- Exercise prompt:
Write out all the entries word for word, but skip any images.

- Records for this exercise:
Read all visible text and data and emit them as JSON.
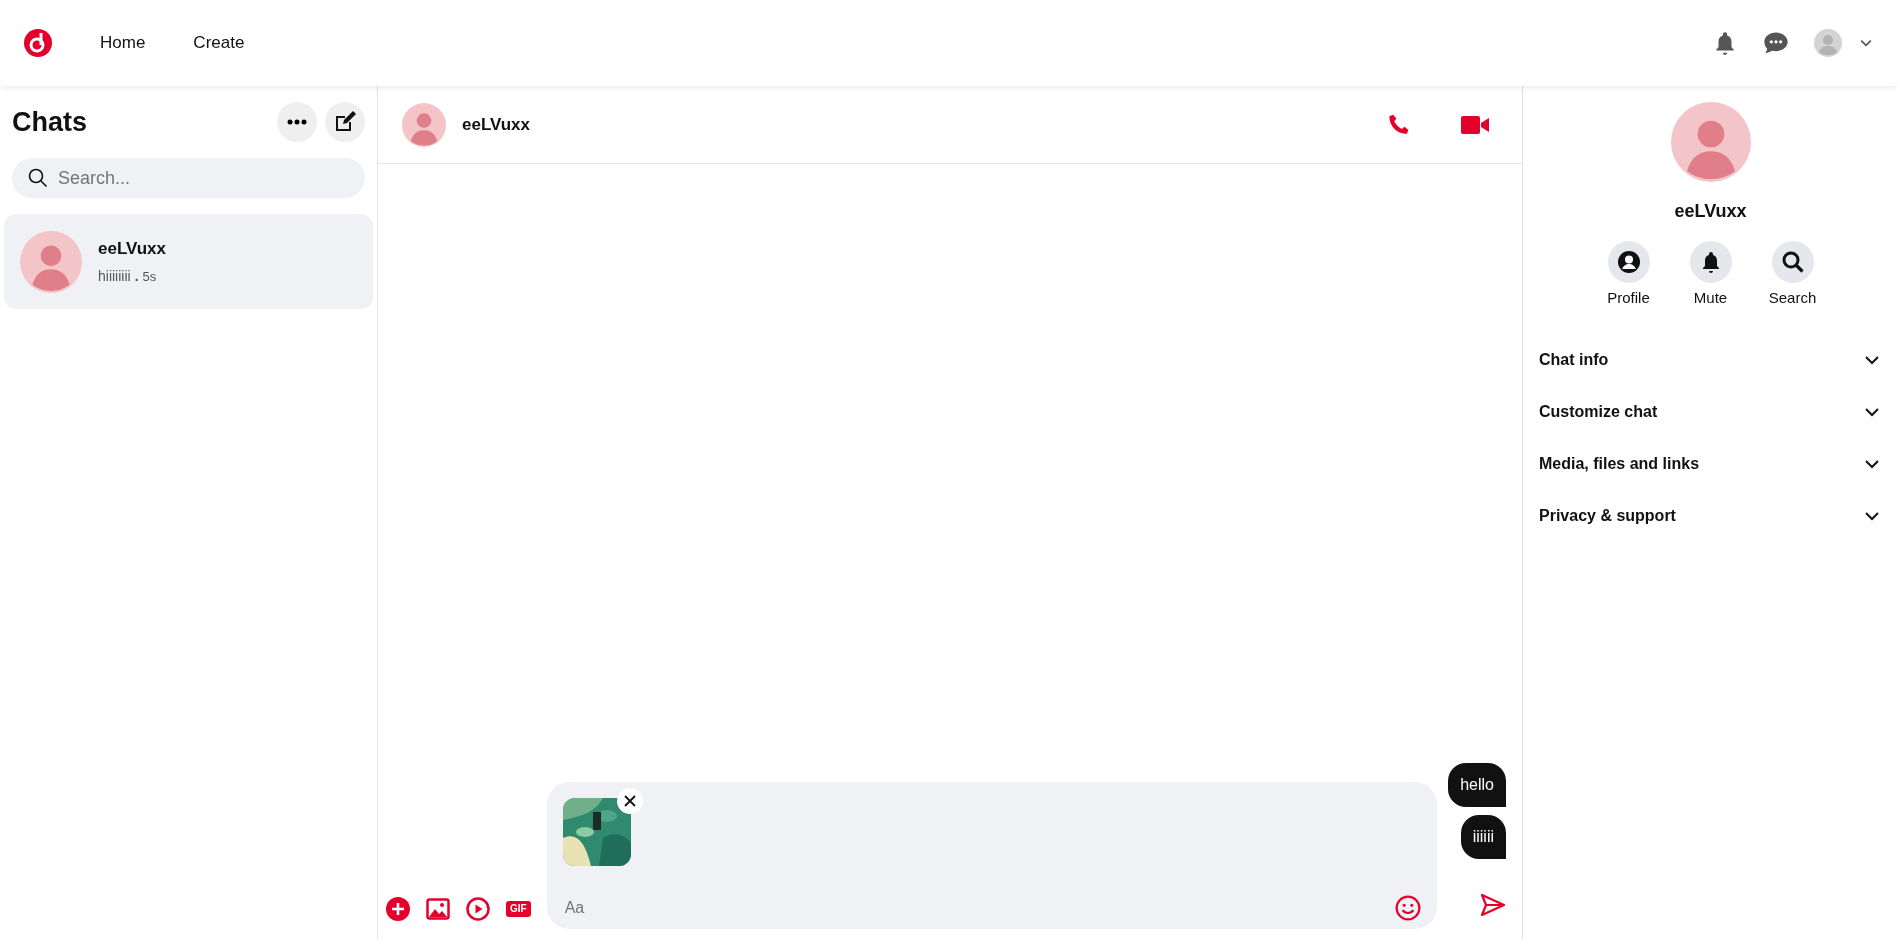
{
  "nav": {
    "links": [
      {
        "label": "Home"
      },
      {
        "label": "Create"
      }
    ]
  },
  "sidebar": {
    "title": "Chats",
    "search": {
      "placeholder": "Search..."
    },
    "chats": [
      {
        "name": "eeLVuxx",
        "preview": "hiiiiiiii",
        "separator": ".",
        "time": "5s",
        "selected": true
      }
    ]
  },
  "conversation": {
    "name": "eeLVuxx",
    "messages": [
      {
        "text": "hello"
      },
      {
        "text": "iiiiii"
      }
    ],
    "composer": {
      "placeholder": "Aa",
      "gif_label": "GIF"
    }
  },
  "details": {
    "name": "eeLVuxx",
    "actions": [
      {
        "label": "Profile",
        "kind": "profile"
      },
      {
        "label": "Mute",
        "kind": "mute"
      },
      {
        "label": "Search",
        "kind": "search"
      }
    ],
    "sections": [
      {
        "label": "Chat info",
        "expanded": false
      },
      {
        "label": "Customize chat",
        "expanded": false
      },
      {
        "label": "Media, files and links",
        "expanded": false
      },
      {
        "label": "Privacy & support",
        "expanded": false
      }
    ]
  }
}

- Response for this exercise:
Read all visible text and data and emit them as JSON.
{
  "nav": {
    "links": [
      {
        "label": "Home"
      },
      {
        "label": "Create"
      }
    ]
  },
  "sidebar": {
    "title": "Chats",
    "search": {
      "placeholder": "Search..."
    },
    "chats": [
      {
        "name": "eeLVuxx",
        "preview": "hiiiiiiii",
        "separator": ".",
        "time": "5s",
        "selected": true
      }
    ]
  },
  "conversation": {
    "name": "eeLVuxx",
    "messages": [
      {
        "text": "hello"
      },
      {
        "text": "iiiiii"
      }
    ],
    "composer": {
      "placeholder": "Aa",
      "gif_label": "GIF"
    }
  },
  "details": {
    "name": "eeLVuxx",
    "actions": [
      {
        "label": "Profile",
        "kind": "profile"
      },
      {
        "label": "Mute",
        "kind": "mute"
      },
      {
        "label": "Search",
        "kind": "search"
      }
    ],
    "sections": [
      {
        "label": "Chat info",
        "expanded": false
      },
      {
        "label": "Customize chat",
        "expanded": false
      },
      {
        "label": "Media, files and links",
        "expanded": false
      },
      {
        "label": "Privacy & support",
        "expanded": false
      }
    ]
  }
}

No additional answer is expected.